Trecho da fonte:
-- -- --

Gambarra devia sentir o que os demais sentiam: medo ante a aproximação da Coluna Prestes. No Nordeste, ocorria da mesma forma que noutras partes do Brasil: a Coluna ora era recepcionada com gritos de “viva!” e banquetes, ora era simplesmente recebida à bala mesmo, ao estilo da lei-de-chico-de-brito.


Isto dependia da localidade, da situação política do Estado, das relações dos habitantes com os esquemas locais de Poder. Medo todo mundo tinha. Mas havia alguns que transformavam o medo em coragem e até bravura, fosse para o bem, fosse para o mal, de modo que pegavam em armas e iam enfrentar a desconhecida fortuna: matar ou morrer; ferir ou ser ferido; dar adeus à vida ou escapar para contar a história.

-- -- --

Material fornecido:
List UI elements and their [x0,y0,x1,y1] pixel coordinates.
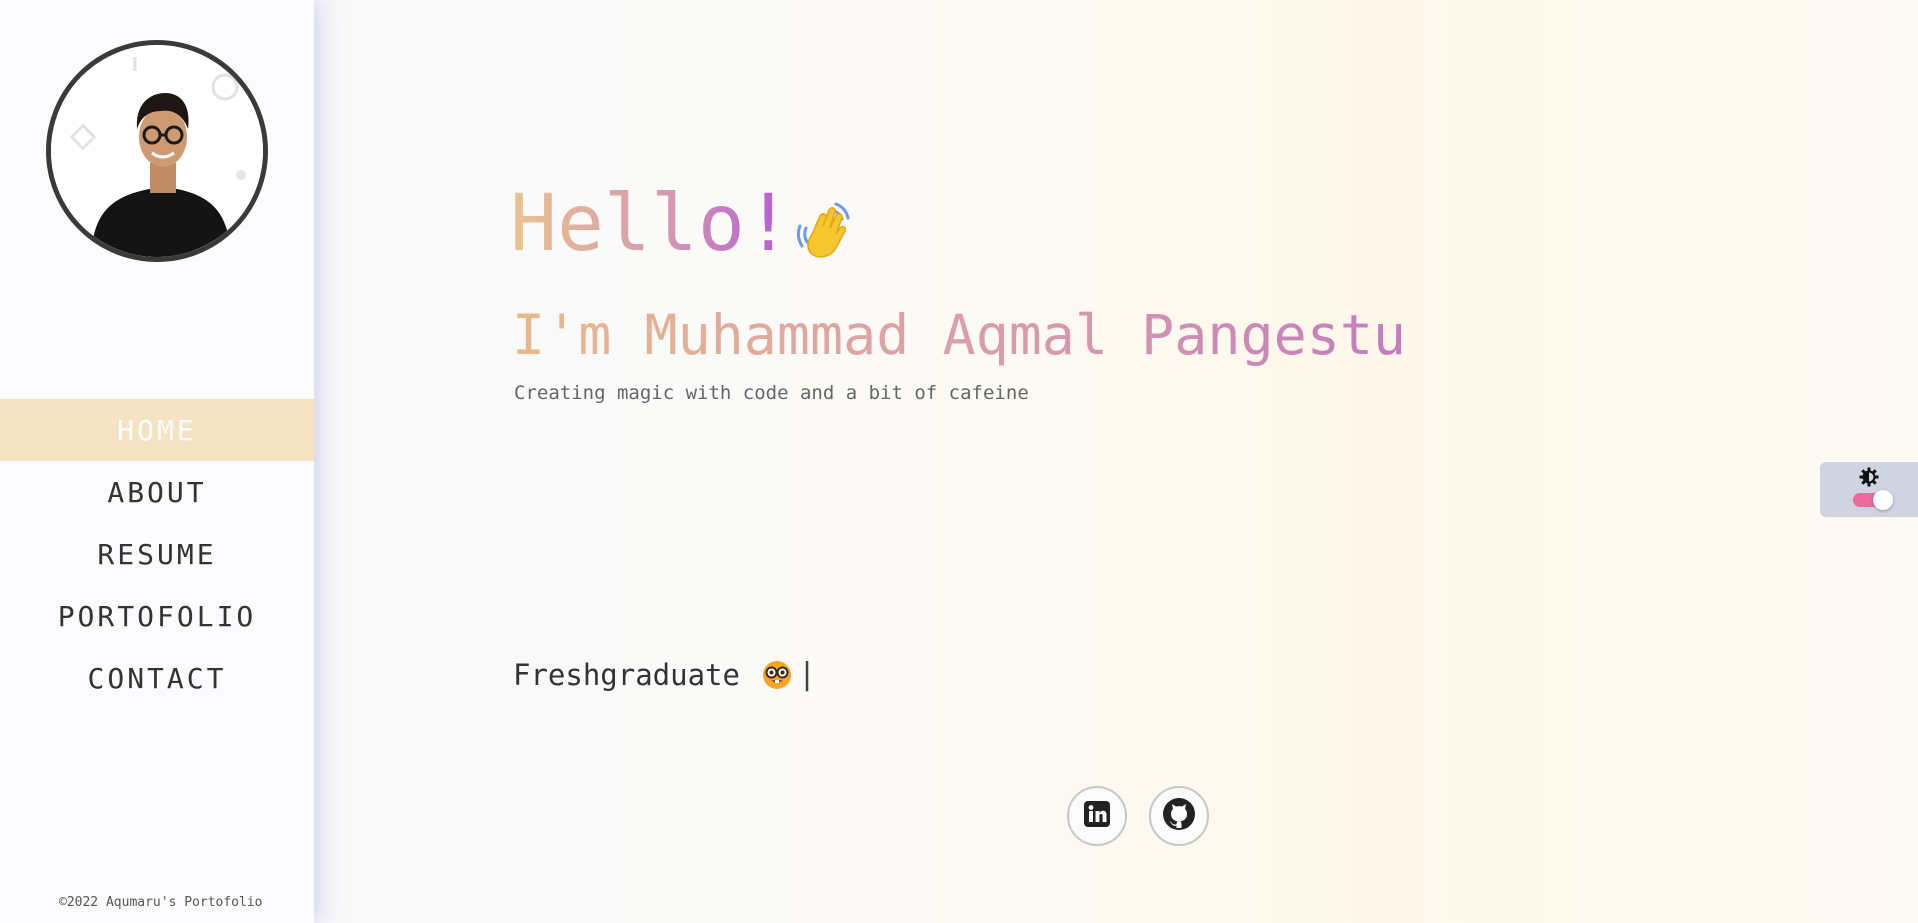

-- -- --

Descrição do exercício:
Retome o trecho sobre a Coluna Prestes no Nordeste logo após a última frase, prosseguindo a narrativa no mesmo registro.

Resposta:
CASA FOI SAQUEADA E QUEIMADA


Segundo José Napoleão Ângelo, a História esqueceu-se de dizer que, depois do trucidamento do padre Aristides e já estando longe os homens da Coluna Prestes, a residência do sacerdote foi saqueada por inimigos políticos, jogando-se seus pertences numa fogueira.


O mesmo ocorreu com a casa e outros bens de seu amigo, partidário e companheiro do fatídico combate, Hostílio Gambarra.


CASA ARDEU (E FUMAÇOU) ATÉ QUE O CALOR DO

INCÊNDIO DERRETESSE AS ÚLTIMAS RAPADURAS


Por ser piancoense da gema é que o jornalista Napoleão Ângelo, neto de Hostílio Gambarra, terminou aluno de Joanita Ferreira, filha do padre Aristides com sua mulher Maria José (Quita). Isto ocorreu no Grupo Escolar “Adhemar Leite”.


Localizado no centro de Piancó, esse estabelecimento de Ensino tem mais de 75 anos de existência. Por ironia do destino, foi erguido sobre as ruínas do antigo sobrado do padre Aristides, prédio que ardeu e/ou fumaçou por dias, até que o calor do fogaréu consumisse as últimas rapaduras ali armazenadas.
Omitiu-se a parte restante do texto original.